- [EXERCISE INSTRUCTIONS]: List every line below containing "text".

- [EXTRACTED ENTRIES]:
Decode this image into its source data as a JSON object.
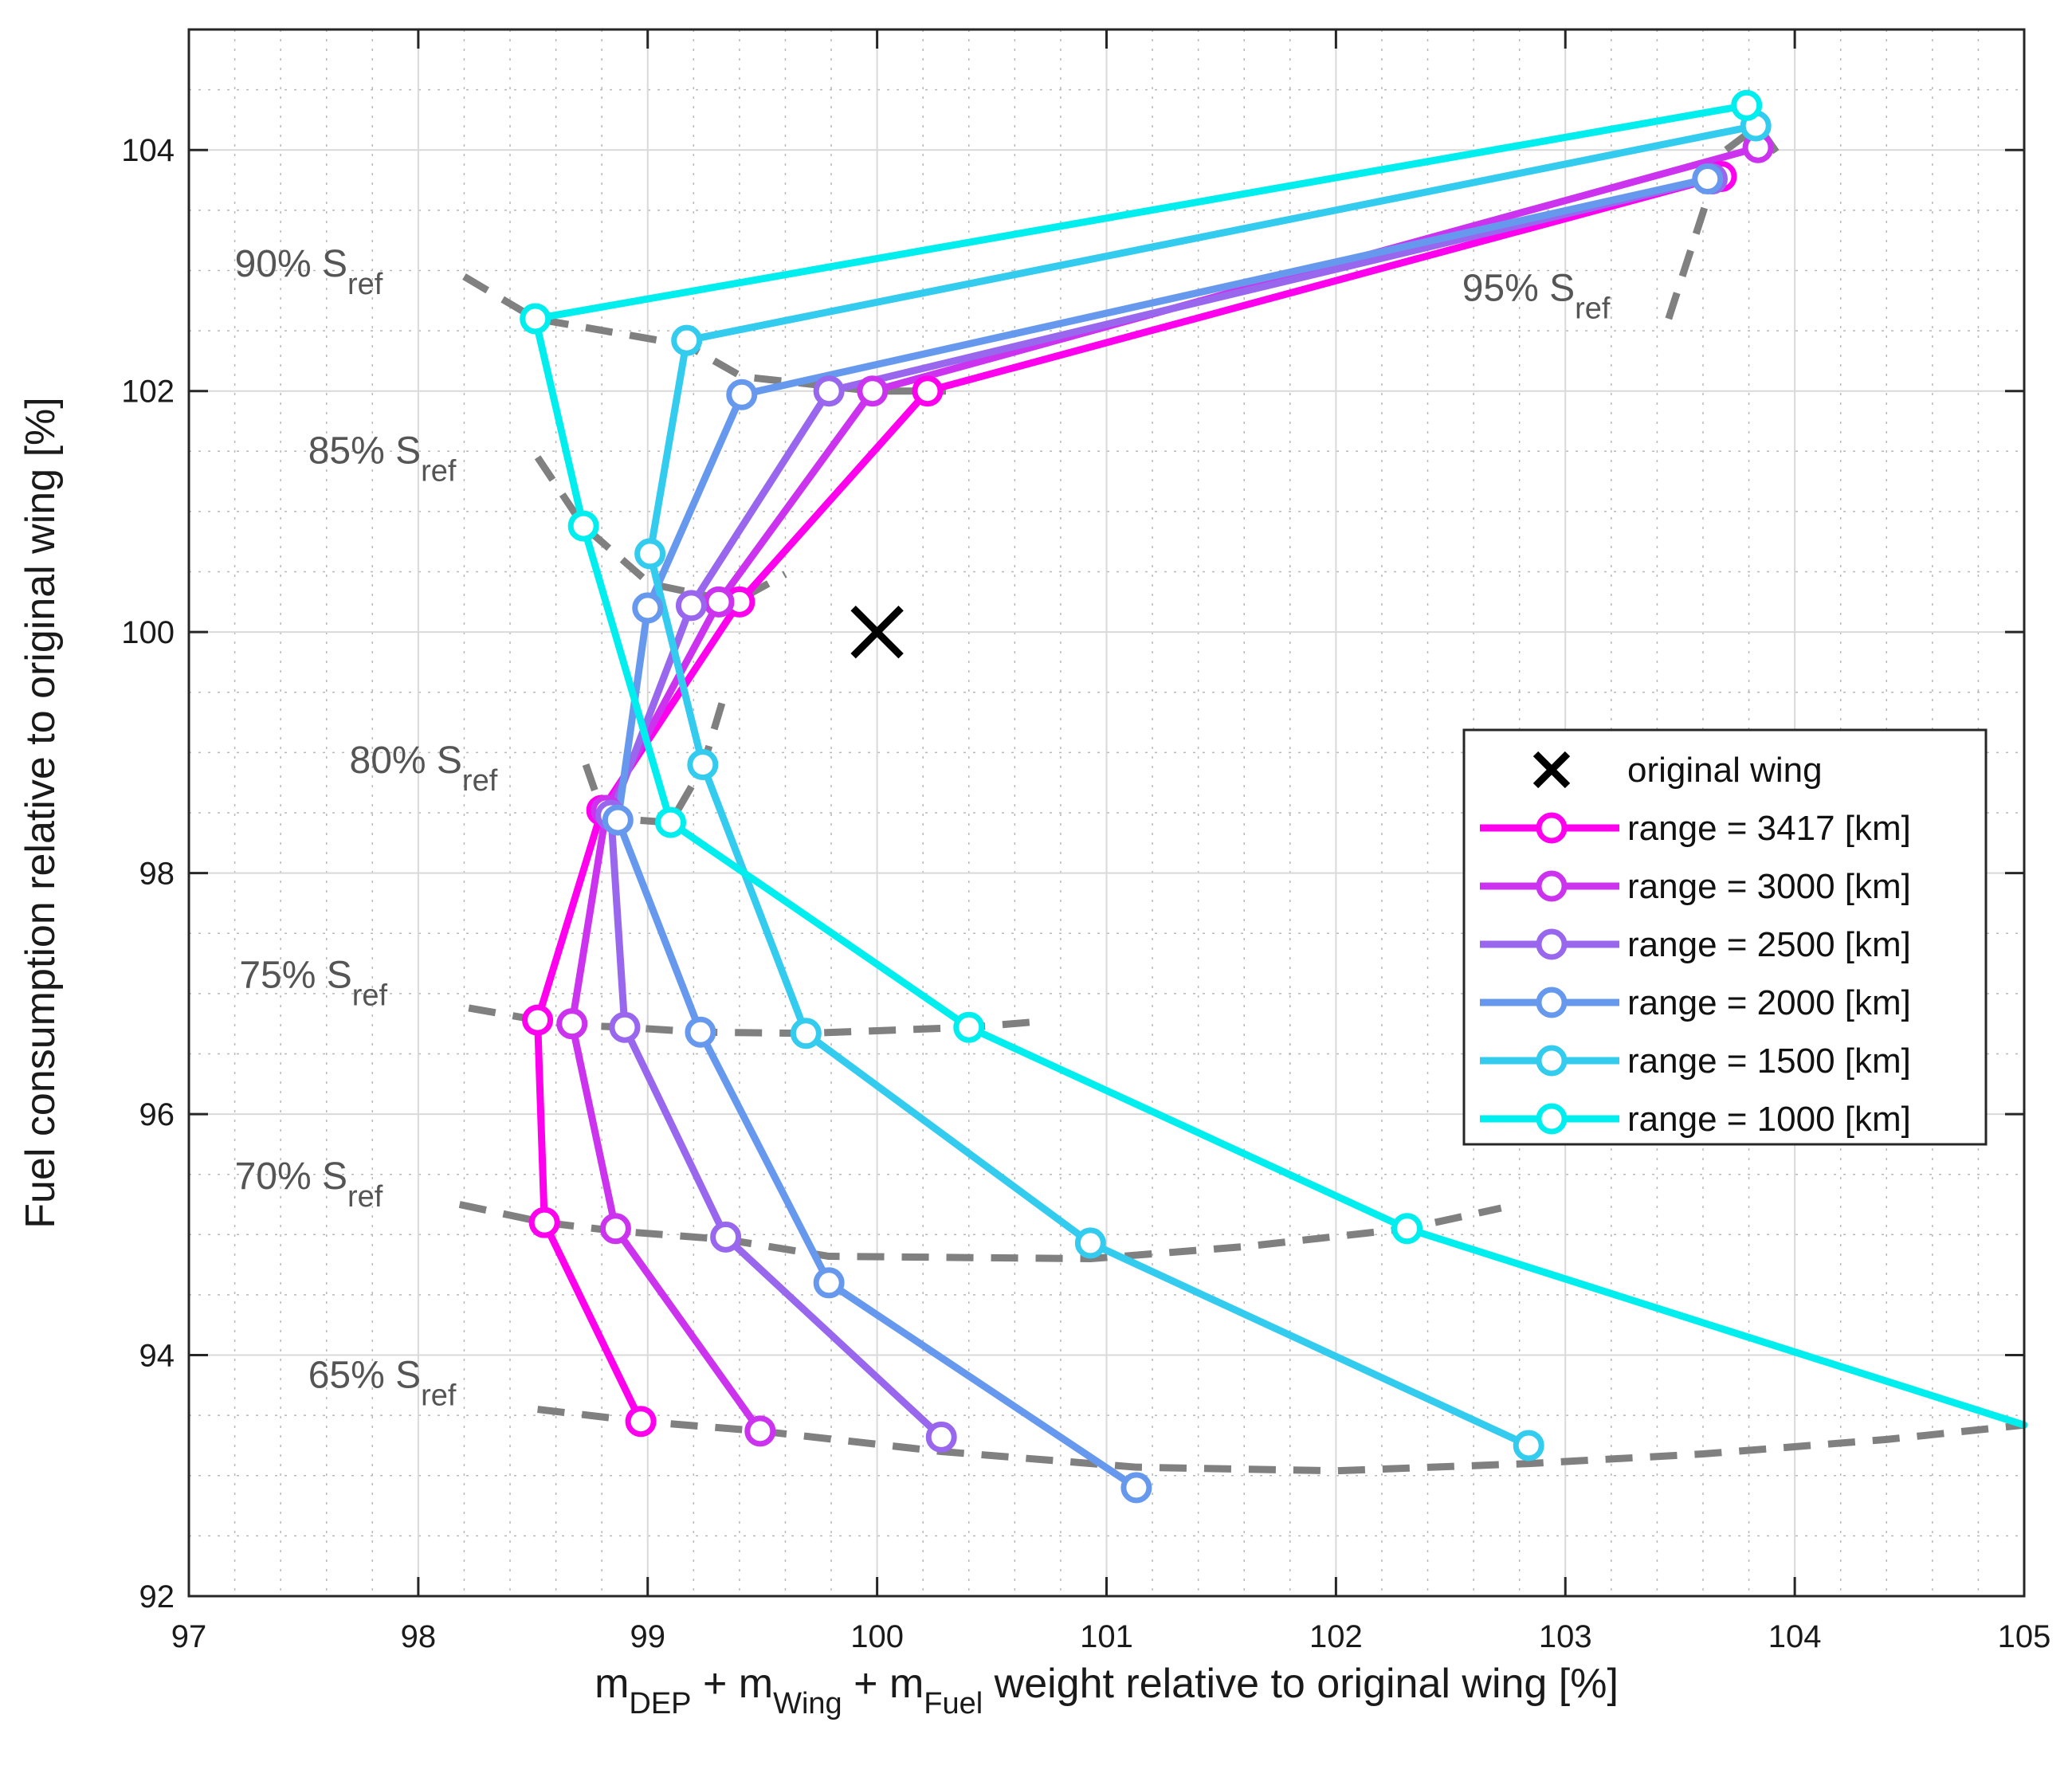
{
  "chart_data": {
    "type": "line",
    "xlabel": {
      "parts": [
        {
          "text": "m",
          "sub": false
        },
        {
          "text": "DEP",
          "sub": true
        },
        {
          "text": " + m",
          "sub": false
        },
        {
          "text": "Wing",
          "sub": true
        },
        {
          "text": " + m",
          "sub": false
        },
        {
          "text": "Fuel",
          "sub": true
        },
        {
          "text": " weight relative to original wing [%]",
          "sub": false
        }
      ]
    },
    "ylabel": "Fuel consumption relative to original wing [%]",
    "xlim": [
      97,
      105
    ],
    "ylim": [
      92,
      105
    ],
    "x_ticks": [
      97,
      98,
      99,
      100,
      101,
      102,
      103,
      104,
      105
    ],
    "y_ticks": [
      92,
      94,
      96,
      98,
      100,
      102,
      104
    ],
    "x_tick_labels": [
      "97",
      "98",
      "99",
      "100",
      "101",
      "102",
      "103",
      "104",
      "105"
    ],
    "y_tick_labels": [
      "92",
      "94",
      "96",
      "98",
      "100",
      "102",
      "104"
    ],
    "grid": true,
    "minor_grid": true,
    "legend_position": "right",
    "original_wing": {
      "label": "original wing",
      "x": 100.0,
      "y": 100.0
    },
    "series": [
      {
        "name": "range = 3417 [km]",
        "color": "#ff00ee",
        "x": [
          103.68,
          100.22,
          99.4,
          98.8,
          98.52,
          98.55,
          98.97
        ],
        "y": [
          103.78,
          102.0,
          100.25,
          98.52,
          96.78,
          95.1,
          93.45
        ]
      },
      {
        "name": "range = 3000 [km]",
        "color": "#cc33ee",
        "x": [
          103.84,
          99.98,
          99.31,
          98.82,
          98.67,
          98.86,
          99.49
        ],
        "y": [
          104.02,
          102.0,
          100.25,
          98.52,
          96.75,
          95.05,
          93.37
        ]
      },
      {
        "name": "range = 2500 [km]",
        "color": "#9966ee",
        "x": [
          103.64,
          99.79,
          99.19,
          98.84,
          98.9,
          99.34,
          100.28
        ],
        "y": [
          103.76,
          102.0,
          100.22,
          98.48,
          96.72,
          94.98,
          93.32
        ]
      },
      {
        "name": "range = 2000 [km]",
        "color": "#6699ee",
        "x": [
          103.62,
          99.41,
          99.0,
          98.87,
          99.23,
          99.79,
          101.13
        ],
        "y": [
          103.76,
          101.97,
          100.2,
          98.44,
          96.68,
          94.6,
          92.9
        ]
      },
      {
        "name": "range = 1500 [km]",
        "color": "#33ccee",
        "x": [
          103.83,
          99.17,
          99.01,
          99.24,
          99.69,
          100.93,
          102.84
        ],
        "y": [
          104.2,
          102.42,
          100.65,
          98.9,
          96.67,
          94.93,
          93.25
        ]
      },
      {
        "name": "range = 1000 [km]",
        "color": "#00eeee",
        "x": [
          103.79,
          98.51,
          98.72,
          99.1,
          100.4,
          102.31,
          105.0
        ],
        "y": [
          104.37,
          102.6,
          100.88,
          98.42,
          96.72,
          95.05,
          93.42
        ]
      }
    ],
    "sref_curves": [
      {
        "label": "90% S",
        "sub": "ref",
        "label_x": 97.2,
        "label_y": 102.95,
        "x": [
          98.2,
          98.51,
          99.17,
          99.41,
          99.98,
          100.22,
          100.3
        ],
        "y": [
          102.95,
          102.6,
          102.38,
          102.12,
          102.0,
          102.0,
          102.0
        ]
      },
      {
        "label": "85% S",
        "sub": "ref",
        "label_x": 97.52,
        "label_y": 101.4,
        "x": [
          98.52,
          98.72,
          99.01,
          99.31,
          99.4,
          99.6
        ],
        "y": [
          101.45,
          100.88,
          100.4,
          100.28,
          100.27,
          100.48
        ]
      },
      {
        "label": "80% S",
        "sub": "ref",
        "label_x": 97.7,
        "label_y": 98.83,
        "x": [
          98.73,
          98.8,
          98.87,
          99.1,
          99.24,
          99.33
        ],
        "y": [
          98.9,
          98.52,
          98.45,
          98.42,
          98.88,
          99.45
        ]
      },
      {
        "label": "75% S",
        "sub": "ref",
        "label_x": 97.22,
        "label_y": 97.05,
        "x": [
          98.22,
          98.52,
          98.67,
          98.9,
          99.23,
          99.69,
          100.4,
          100.72
        ],
        "y": [
          96.88,
          96.78,
          96.74,
          96.72,
          96.68,
          96.67,
          96.72,
          96.77
        ]
      },
      {
        "label": "70% S",
        "sub": "ref",
        "label_x": 97.2,
        "label_y": 95.38,
        "x": [
          98.18,
          98.55,
          98.86,
          99.34,
          99.79,
          100.93,
          101.6,
          102.31,
          102.72
        ],
        "y": [
          95.25,
          95.1,
          95.03,
          94.96,
          94.82,
          94.8,
          94.9,
          95.05,
          95.22
        ]
      },
      {
        "label": "65% S",
        "sub": "ref",
        "label_x": 97.52,
        "label_y": 93.73,
        "x": [
          98.52,
          98.97,
          99.49,
          100.28,
          101.13,
          102.0,
          102.84,
          103.6,
          104.4,
          105.0
        ],
        "y": [
          93.55,
          93.45,
          93.37,
          93.2,
          93.07,
          93.04,
          93.1,
          93.18,
          93.3,
          93.42
        ]
      },
      {
        "label": "95% S",
        "sub": "ref",
        "label_x": 102.55,
        "label_y": 102.75,
        "x": [
          103.45,
          103.62,
          103.7,
          103.84,
          103.95
        ],
        "y": [
          102.6,
          103.6,
          104.0,
          104.2,
          103.9
        ]
      }
    ]
  }
}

- [THE REPLY]:
          "text": "m",
          "text": "DEP",
          "text": " + m",
          "text": "Wing",
          "text": " + m",
          "text": "Fuel",
          "text": " weight relative to original wing [%]",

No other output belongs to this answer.